START Rows
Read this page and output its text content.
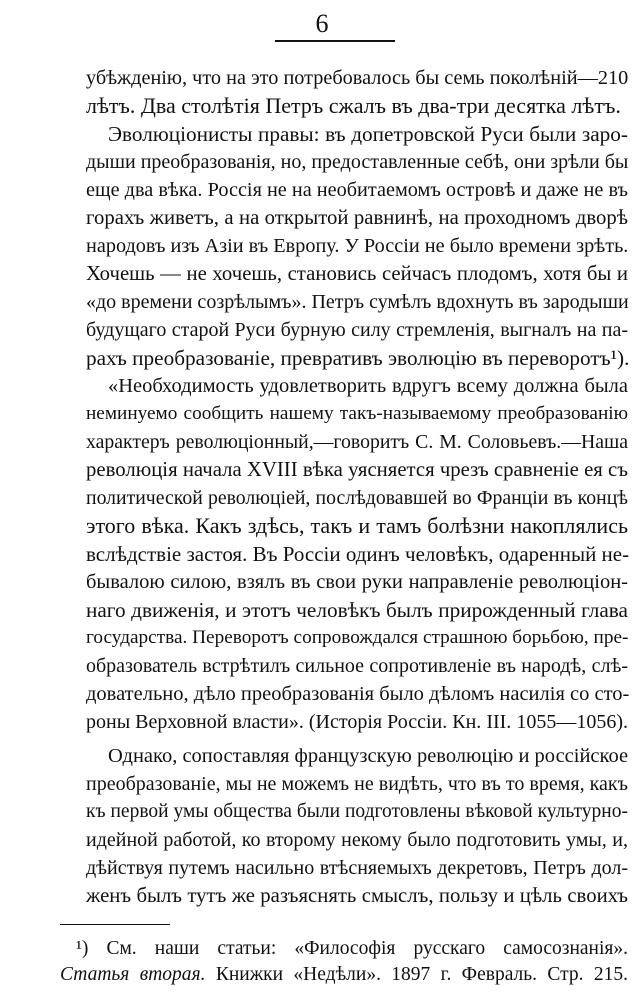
6
убѣжденію, что на это потребовалось бы семь поколѣній—210
лѣтъ. Два столѣтія Петръ сжалъ въ два-три десятка лѣтъ.
Эволюціонисты правы: въ допетровской Руси были заро-
дыши преобразованія, но, предоставленные себѣ, они зрѣли бы
еще два вѣка. Россія не на необитаемомъ островѣ и даже не въ
горахъ живетъ, а на открытой равнинѣ, на проходномъ дворѣ
народовъ изъ Азіи въ Европу. У Россіи не было времени зрѣть.
Хочешь — не хочешь, становись сейчасъ плодомъ, хотя бы и
«до времени созрѣлымъ». Петръ сумѣлъ вдохнуть въ зародыши
будущаго старой Руси бурную силу стремленія, выгналъ на па-
рахъ преобразованіе, превративъ эволюцію въ переворотъ¹).
«Необходимость удовлетворить вдругъ всему должна была
неминуемо сообщить нашему такъ-называемому преобразованію
характеръ революціонный,—говоритъ С. М. Соловьевъ.—Наша
революція начала XVIII вѣка уясняется чрезъ сравненіе ея съ
политической революціей, послѣдовавшей во Франціи въ концѣ
этого вѣка. Какъ здѣсь, такъ и тамъ болѣзни накоплялись
вслѣдствіе застоя. Въ Россіи одинъ человѣкъ, одаренный не-
бывалою силою, взялъ въ свои руки направленіе революціон-
наго движенія, и этотъ человѣкъ былъ прирожденный глава
государства. Переворотъ сопровождался страшною борьбою, пре-
образователь встрѣтилъ сильное сопротивленіе въ народѣ, слѣ-
довательно, дѣло преобразованія было дѣломъ насилія со сто-
роны Верховной власти». (Исторія Россіи. Кн. III. 1055—1056).
Однако, сопоставляя французскую революцію и россійское
преобразованіе, мы не можемъ не видѣть, что въ то время, какъ
къ первой умы общества были подготовлены вѣковой культурно-
идейной работой, ко второму некому было подготовить умы, и,
дѣйствуя путемъ насильно втѣсняемыхъ декретовъ, Петръ дол-
женъ былъ тутъ же разъяснять смыслъ, пользу и цѣль своихъ
¹) См. наши статьи: «Философія русскаго самосознанія».
Статья вторая. Книжки «Недѣли». 1897 г. Февраль. Стр. 215.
END Rows
» Aim: Transcribe the full listing character for character. Pictures are excluded.

» Written reply:
Read this page and output its text content.
6
убѣжденію, что на это потребовалось бы семь поколѣній—210
лѣтъ. Два столѣтія Петръ сжалъ въ два-три десятка лѣтъ.
Эволюціонисты правы: въ допетровской Руси были заро-
дыши преобразованія, но, предоставленные себѣ, они зрѣли бы
еще два вѣка. Россія не на необитаемомъ островѣ и даже не въ
горахъ живетъ, а на открытой равнинѣ, на проходномъ дворѣ
народовъ изъ Азіи въ Европу. У Россіи не было времени зрѣть.
Хочешь — не хочешь, становись сейчасъ плодомъ, хотя бы и
«до времени созрѣлымъ». Петръ сумѣлъ вдохнуть въ зародыши
будущаго старой Руси бурную силу стремленія, выгналъ на па-
рахъ преобразованіе, превративъ эволюцію въ переворотъ¹).
«Необходимость удовлетворить вдругъ всему должна была
неминуемо сообщить нашему такъ-называемому преобразованію
характеръ революціонный,—говоритъ С. М. Соловьевъ.—Наша
революція начала XVIII вѣка уясняется чрезъ сравненіе ея съ
политической революціей, послѣдовавшей во Франціи въ концѣ
этого вѣка. Какъ здѣсь, такъ и тамъ болѣзни накоплялись
вслѣдствіе застоя. Въ Россіи одинъ человѣкъ, одаренный не-
бывалою силою, взялъ въ свои руки направленіе революціон-
наго движенія, и этотъ человѣкъ былъ прирожденный глава
государства. Переворотъ сопровождался страшною борьбою, пре-
образователь встрѣтилъ сильное сопротивленіе въ народѣ, слѣ-
довательно, дѣло преобразованія было дѣломъ насилія со сто-
роны Верховной власти». (Исторія Россіи. Кн. III. 1055—1056).
Однако, сопоставляя французскую революцію и россійское
преобразованіе, мы не можемъ не видѣть, что въ то время, какъ
къ первой умы общества были подготовлены вѣковой культурно-
идейной работой, ко второму некому было подготовить умы, и,
дѣйствуя путемъ насильно втѣсняемыхъ декретовъ, Петръ дол-
женъ былъ тутъ же разъяснять смыслъ, пользу и цѣль своихъ
¹) См. наши статьи: «Философія русскаго самосознанія».
Статья вторая. Книжки «Недѣли». 1897 г. Февраль. Стр. 215.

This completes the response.